◆ **Do this**
Below, find the line that contains "divider [400, 141, 983, 142]" and the line that contains "time-cell: 359ms [890, 716, 957, 750]". Put every line from the first through the second, both included, into a Markdown table with columns No and Line, numbering each line and skipping blank ones.

◆ **Source material**

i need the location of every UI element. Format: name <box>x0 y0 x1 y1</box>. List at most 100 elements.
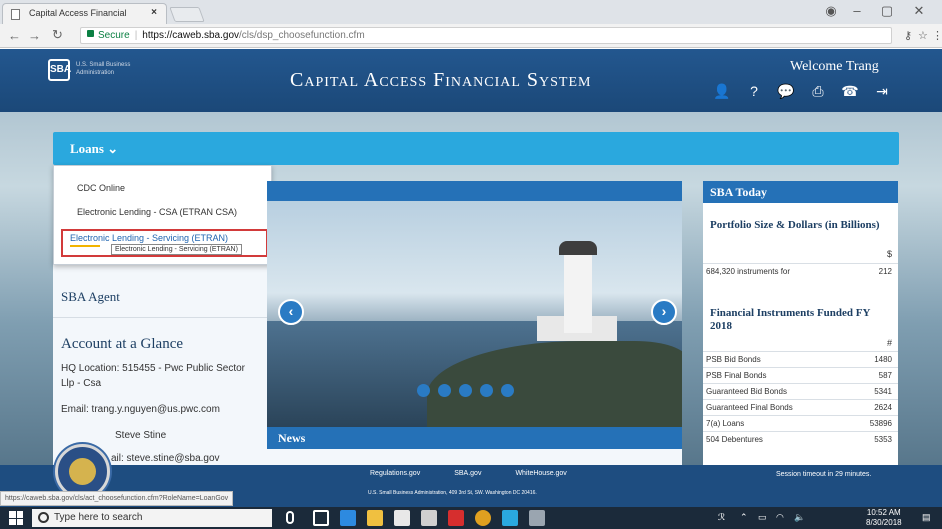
browser-tab[interactable]: Capital Access Financial × <box>2 3 167 24</box>
taskbar: Type here to search ℛ ⌃ ▭ ◠ 🔈 10:52 AM 8… <box>0 507 942 529</box>
carousel-dots <box>417 384 514 397</box>
funded-unit: # <box>886 338 892 348</box>
cursor-highlight <box>70 245 100 247</box>
acrobat-icon[interactable] <box>448 510 464 526</box>
news-heading: News <box>267 427 682 449</box>
file-explorer-icon[interactable] <box>367 510 383 526</box>
calculator-icon[interactable] <box>421 510 437 526</box>
header-icons: 👤 ? 💬 ⎙ ☎ ⇥ <box>712 83 892 100</box>
row-label: 504 Debentures <box>706 435 763 444</box>
sba-today-heading: SBA Today <box>703 181 898 203</box>
notifications-icon[interactable]: ▤ <box>922 512 931 523</box>
forward-arrow-icon[interactable]: → <box>28 28 41 43</box>
secure-label: Secure <box>98 30 130 41</box>
main-nav: Loans ⌄ <box>53 132 899 165</box>
sba-logo-subtext: U.S. Small Business Administration <box>76 62 131 76</box>
maximize-button[interactable]: ▢ <box>872 3 902 19</box>
task-view-icon[interactable] <box>313 510 329 526</box>
carousel-dot[interactable] <box>501 384 514 397</box>
row-value: 2624 <box>874 403 892 412</box>
url-host: https://caweb.sba.gov <box>142 30 240 41</box>
dropdown-item-etran-csa[interactable]: Electronic Lending - CSA (ETRAN CSA) <box>77 207 237 217</box>
user-email: Email: trang.y.nguyen@us.pwc.com <box>61 404 220 415</box>
taskbar-search[interactable]: Type here to search <box>32 509 272 527</box>
footer-link-regulations[interactable]: Regulations.gov <box>370 470 420 477</box>
account-heading: Account at a Glance <box>61 336 184 352</box>
url-field[interactable]: Secure | https://caweb.sba.gov/cls/dsp_cho… <box>80 27 892 44</box>
browser-tab-bar: Capital Access Financial × ◉ – ▢ ✕ <box>0 0 942 24</box>
status-url: https://caweb.sba.gov/cls/act_choosefunc… <box>0 491 234 506</box>
loans-menu[interactable]: Loans ⌄ <box>70 141 118 157</box>
clock-time: 10:52 AM <box>866 508 901 517</box>
sba-today-panel: SBA Today Portfolio Size & Dollars (in B… <box>703 181 898 471</box>
row-label: 7(a) Loans <box>706 419 745 428</box>
logout-icon[interactable]: ⇥ <box>872 83 892 100</box>
seal-emblem <box>69 458 96 485</box>
volume-icon[interactable]: 🔈 <box>794 512 805 523</box>
reload-icon[interactable]: ↻ <box>52 27 63 43</box>
portfolio-unit: $ <box>886 249 892 259</box>
windows-start-icon[interactable] <box>9 511 23 525</box>
row-value: 5341 <box>874 387 892 396</box>
carousel-dot[interactable] <box>438 384 451 397</box>
battery-icon[interactable]: ▭ <box>758 512 767 523</box>
hq-location: HQ Location: 515455 - Pwc Public Sector … <box>61 363 245 389</box>
footer-link-sba[interactable]: SBA.gov <box>454 470 481 477</box>
sba-logo[interactable]: SBA <box>48 59 71 81</box>
people-icon[interactable]: ℛ <box>718 512 725 523</box>
close-window-button[interactable]: ✕ <box>904 3 934 19</box>
footer-links: Regulations.gov SBA.gov WhiteHouse.gov <box>370 470 567 477</box>
back-arrow-icon[interactable]: ← <box>8 28 21 43</box>
funded-heading: Financial Instruments Funded FY 2018 <box>710 307 871 332</box>
taskbar-clock[interactable]: 10:52 AM 8/30/2018 <box>866 508 902 528</box>
print-icon[interactable]: ⎙ <box>808 83 828 100</box>
dropdown-item-etran-servicing[interactable]: Electronic Lending - Servicing (ETRAN) E… <box>61 229 268 257</box>
phone-icon[interactable]: ☎ <box>840 83 860 100</box>
chat-icon[interactable]: 💬 <box>776 83 796 100</box>
divider <box>53 317 272 318</box>
tray-up-icon[interactable]: ⌃ <box>740 512 748 523</box>
footer-link-whitehouse[interactable]: WhiteHouse.gov <box>515 470 566 477</box>
row-value: 587 <box>878 371 892 380</box>
address-bar-row: ← → ↻ Secure | https://caweb.sba.gov/cls/d… <box>0 24 942 48</box>
image-carousel: ‹ › <box>267 201 682 431</box>
carousel-prev-icon[interactable]: ‹ <box>278 299 304 325</box>
dropdown-item-label: Electronic Lending - Servicing (ETRAN) <box>70 233 229 243</box>
close-tab-icon[interactable]: × <box>151 7 157 18</box>
microphone-icon[interactable] <box>286 511 294 524</box>
table-row: 7(a) Loans 53896 <box>703 415 898 431</box>
app3-icon[interactable] <box>529 510 545 526</box>
footer-address: U.S. Small Business Administration, 409 … <box>368 490 537 496</box>
portfolio-row-value: 212 <box>878 267 892 276</box>
dropdown-item-cdc[interactable]: CDC Online <box>77 183 125 193</box>
portfolio-heading: Portfolio Size & Dollars (in Billions) <box>710 219 880 231</box>
carousel-dot[interactable] <box>459 384 472 397</box>
key-icon[interactable]: ⚷ <box>904 29 912 42</box>
menu-icon[interactable]: ⋮ <box>932 29 942 42</box>
new-tab-button[interactable] <box>169 7 205 22</box>
portfolio-row: 684,320 instruments for 212 <box>703 263 898 279</box>
lighthouse-image <box>564 253 592 333</box>
app2-icon[interactable] <box>502 510 518 526</box>
tab-title: Capital Access Financial <box>29 8 127 18</box>
carousel-header <box>267 181 682 201</box>
network-icon[interactable]: ◠ <box>776 512 784 523</box>
edge-icon[interactable] <box>340 510 356 526</box>
carousel-next-icon[interactable]: › <box>651 299 677 325</box>
table-row: Guaranteed Bid Bonds 5341 <box>703 383 898 399</box>
minimize-button[interactable]: – <box>842 3 872 18</box>
url-path: /cls/dsp_choosefunction.cfm <box>239 30 365 41</box>
help-icon[interactable]: ? <box>744 83 764 100</box>
star-icon[interactable]: ☆ <box>918 29 928 42</box>
carousel-dot[interactable] <box>480 384 493 397</box>
session-timeout: Session timeout in 29 minutes. <box>776 471 872 478</box>
row-label: PSB Final Bonds <box>706 371 767 380</box>
user-icon[interactable]: 👤 <box>712 83 732 100</box>
table-row: Guaranteed Final Bonds 2624 <box>703 399 898 415</box>
chrome-icon[interactable] <box>475 510 491 526</box>
site-header: SBA U.S. Small Business Administration C… <box>0 49 942 112</box>
carousel-dot[interactable] <box>417 384 430 397</box>
loans-label: Loans <box>70 141 104 156</box>
tooltip: Electronic Lending - Servicing (ETRAN) <box>111 244 242 255</box>
app-icon[interactable] <box>394 510 410 526</box>
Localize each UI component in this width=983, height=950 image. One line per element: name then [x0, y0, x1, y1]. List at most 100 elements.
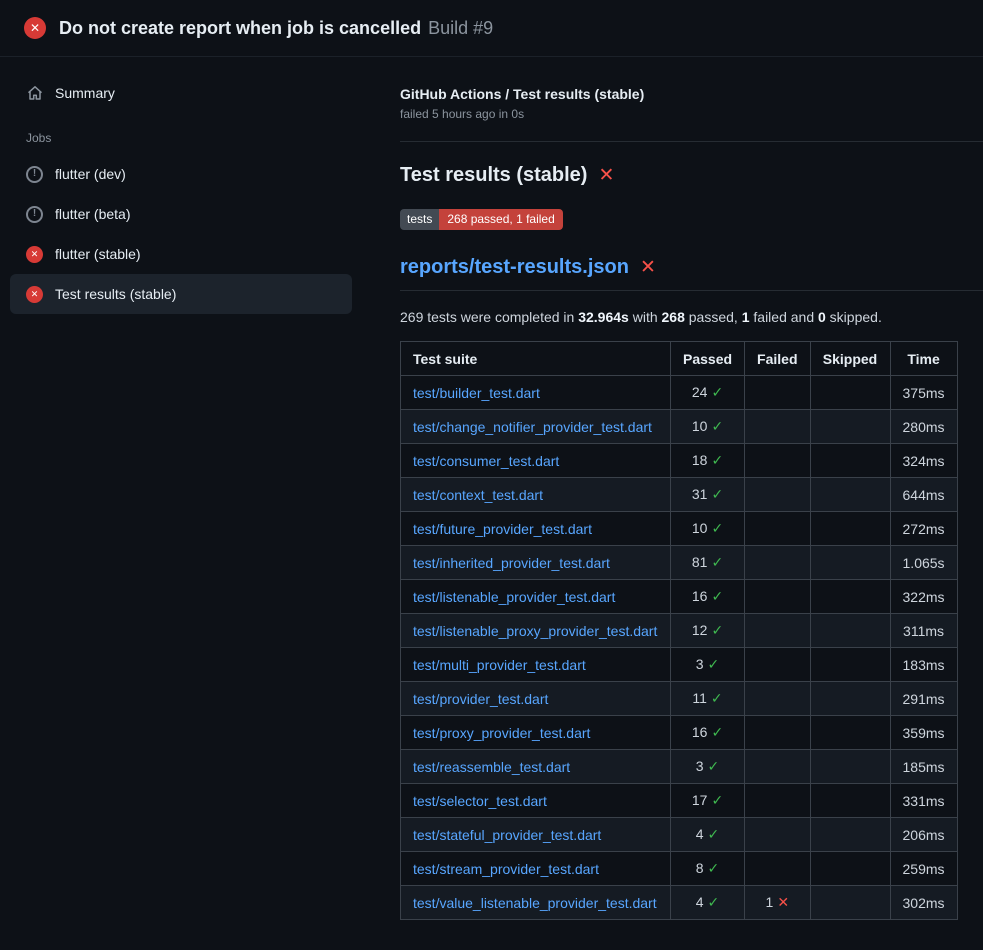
divider [400, 141, 983, 142]
passed-cell: 8✓ [671, 852, 745, 886]
job-status-icon: ! [26, 206, 43, 223]
suite-cell: test/consumer_test.dart [401, 444, 671, 478]
passed-count: 11 [692, 690, 707, 706]
failed-cell [745, 852, 810, 886]
skipped-cell [810, 784, 890, 818]
passed-count: 12 [692, 622, 708, 638]
suite-cell: test/reassemble_test.dart [401, 750, 671, 784]
time-cell: 280ms [890, 410, 957, 444]
suite-link[interactable]: test/value_listenable_provider_test.dart [413, 895, 657, 911]
suite-cell: test/inherited_provider_test.dart [401, 546, 671, 580]
skipped-cell [810, 886, 890, 920]
skipped-cell [810, 376, 890, 410]
suite-link[interactable]: test/proxy_provider_test.dart [413, 725, 590, 741]
table-row: test/context_test.dart 31✓ 644ms [401, 478, 958, 512]
tests-badge: tests 268 passed, 1 failed [400, 209, 563, 230]
table-row: test/change_notifier_provider_test.dart … [401, 410, 958, 444]
home-icon [26, 85, 43, 101]
check-icon: ✓ [708, 826, 720, 842]
passed-count: 17 [692, 792, 708, 808]
col-header-skipped: Skipped [810, 342, 890, 376]
tests-summary: 269 tests were completed in 32.964s with… [400, 309, 983, 325]
time-cell: 291ms [890, 682, 957, 716]
suite-link[interactable]: test/inherited_provider_test.dart [413, 555, 610, 571]
skipped-cell [810, 478, 890, 512]
failed-cell [745, 614, 810, 648]
suite-link[interactable]: test/change_notifier_provider_test.dart [413, 419, 652, 435]
suite-cell: test/future_provider_test.dart [401, 512, 671, 546]
cross-icon: ✕ [777, 894, 789, 910]
time-cell: 359ms [890, 716, 957, 750]
suite-cell: test/selector_test.dart [401, 784, 671, 818]
passed-cell: 10✓ [671, 410, 745, 444]
failed-cell [745, 648, 810, 682]
check-icon: ✓ [708, 656, 720, 672]
job-status-icon: ! [26, 166, 43, 183]
skipped-cell [810, 648, 890, 682]
check-icon: ✓ [711, 418, 723, 434]
table-row: test/stream_provider_test.dart 8✓ 259ms [401, 852, 958, 886]
failed-cell [745, 444, 810, 478]
table-row: test/proxy_provider_test.dart 16✓ 359ms [401, 716, 958, 750]
sidebar-item-flutter-dev[interactable]: ! flutter (dev) [10, 154, 352, 194]
passed-cell: 11✓ [671, 682, 745, 716]
skipped-cell [810, 410, 890, 444]
table-row: test/selector_test.dart 17✓ 331ms [401, 784, 958, 818]
suite-link[interactable]: test/listenable_proxy_provider_test.dart [413, 623, 657, 639]
passed-count: 8 [696, 860, 704, 876]
report-title: reports/test-results.json ✕ [400, 256, 983, 291]
check-icon: ✓ [708, 860, 720, 876]
table-row: test/future_provider_test.dart 10✓ 272ms [401, 512, 958, 546]
col-header-time: Time [890, 342, 957, 376]
time-cell: 324ms [890, 444, 957, 478]
time-cell: 206ms [890, 818, 957, 852]
suite-link[interactable]: test/selector_test.dart [413, 793, 547, 809]
check-icon: ✓ [711, 554, 723, 570]
suite-link[interactable]: test/stream_provider_test.dart [413, 861, 599, 877]
passed-count: 3 [696, 758, 704, 774]
suite-link[interactable]: test/future_provider_test.dart [413, 521, 592, 537]
skipped-total: 0 [818, 309, 826, 325]
passed-cell: 4✓ [671, 818, 745, 852]
jobs-heading: Jobs [10, 131, 352, 145]
sidebar-item-flutter-beta[interactable]: ! flutter (beta) [10, 194, 352, 234]
section-title-text: Test results (stable) [400, 164, 587, 187]
time-cell: 259ms [890, 852, 957, 886]
main-content: GitHub Actions / Test results (stable) f… [376, 57, 983, 950]
time-cell: 311ms [890, 614, 957, 648]
failed-cell [745, 682, 810, 716]
check-icon: ✓ [711, 622, 723, 638]
skipped-cell [810, 818, 890, 852]
summary-label: Summary [55, 85, 115, 101]
suite-cell: test/listenable_proxy_provider_test.dart [401, 614, 671, 648]
table-row: test/value_listenable_provider_test.dart… [401, 886, 958, 920]
build-number: Build #9 [428, 18, 493, 38]
failed-count: 1 [766, 894, 774, 910]
summary-text: skipped. [826, 309, 882, 325]
page-header: ✕ Do not create report when job is cance… [0, 0, 983, 57]
run-title: Do not create report when job is cancell… [59, 18, 421, 38]
sidebar-item-test-results-stable[interactable]: ✕ Test results (stable) [10, 274, 352, 314]
job-label: flutter (dev) [55, 166, 126, 182]
suite-link[interactable]: test/multi_provider_test.dart [413, 657, 586, 673]
passed-count: 81 [692, 554, 708, 570]
tests-badge-value: 268 passed, 1 failed [439, 209, 562, 230]
sidebar-item-summary[interactable]: Summary [10, 75, 352, 111]
suite-link[interactable]: test/listenable_provider_test.dart [413, 589, 615, 605]
tests-badge-label: tests [400, 209, 439, 230]
suite-link[interactable]: test/context_test.dart [413, 487, 543, 503]
time-cell: 185ms [890, 750, 957, 784]
suite-link[interactable]: test/provider_test.dart [413, 691, 548, 707]
suite-link[interactable]: test/reassemble_test.dart [413, 759, 570, 775]
suite-link[interactable]: test/builder_test.dart [413, 385, 540, 401]
sidebar-item-flutter-stable[interactable]: ✕ flutter (stable) [10, 234, 352, 274]
section-title: Test results (stable) ✕ [400, 164, 983, 187]
table-row: test/provider_test.dart 11✓ 291ms [401, 682, 958, 716]
passed-cell: 81✓ [671, 546, 745, 580]
passed-count: 16 [692, 724, 708, 740]
passed-count: 10 [692, 418, 708, 434]
skipped-cell [810, 444, 890, 478]
report-link[interactable]: reports/test-results.json [400, 256, 629, 279]
suite-link[interactable]: test/consumer_test.dart [413, 453, 559, 469]
suite-link[interactable]: test/stateful_provider_test.dart [413, 827, 601, 843]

◆ **Output**
| No | Line |
|---|---|
| 1 | divider [400, 141, 983, 142] |
| 2 | passed-cell: 8✓ [671, 852, 745, 886] |
| 3 | job-status-icon: ! [26, 206, 43, 223] |
| 4 | suite-cell: test/consumer_test.dart [401, 444, 671, 478] |
| 5 | passed-count: 11 [692, 690, 707, 706] |
| 6 | failed-cell [745, 852, 810, 886] |
| 7 | skipped-cell [810, 784, 890, 818] |
| 8 | passed-count: 12 [692, 622, 708, 638] |
| 9 | suite-cell: test/reassemble_test.dart [401, 750, 671, 784] |
| 10 | time-cell: 280ms [890, 410, 957, 444] |
| 11 | suite-link[interactable]: test/value_listenable_provider_test.dart [413, 895, 657, 911] |
| 12 | suite-cell: test/inherited_provider_test.dart [401, 546, 671, 580] |
| 13 | skipped-cell [810, 886, 890, 920] |
| 14 | skipped-cell [810, 376, 890, 410] |
| 15 | suite-link[interactable]: test/proxy_provider_test.dart [413, 725, 590, 741] |
| 16 | table-row: test/context_test.dart 31✓ 644ms [401, 478, 958, 512] |
| 17 | tests-badge: tests 268 passed, 1 failed [400, 209, 563, 230] |
| 18 | table-row: test/change_notifier_provider_test.dart … [401, 410, 958, 444] |
| 19 | home-icon [26, 85, 43, 101] |
| 20 | check-icon: ✓ [708, 826, 720, 842] |
| 21 | passed-count: 17 [692, 792, 708, 808] |
| 22 | col-header-skipped: Skipped [810, 342, 890, 376] |
| 23 | tests-summary: 269 tests were completed in 32.964s with… [400, 309, 983, 325] |
| 24 | time-cell: 291ms [890, 682, 957, 716] |
| 25 | suite-link[interactable]: test/inherited_provider_test.dart [413, 555, 610, 571] |
| 26 | skipped-cell [810, 478, 890, 512] |
| 27 | failed-cell [745, 614, 810, 648] |
| 28 | suite-link[interactable]: test/change_notifier_provider_test.dart [413, 419, 652, 435] |
| 29 | suite-cell: test/future_provider_test.dart [401, 512, 671, 546] |
| 30 | cross-icon: ✕ [777, 894, 789, 910] |
| 31 | time-cell: 359ms [890, 716, 957, 750] |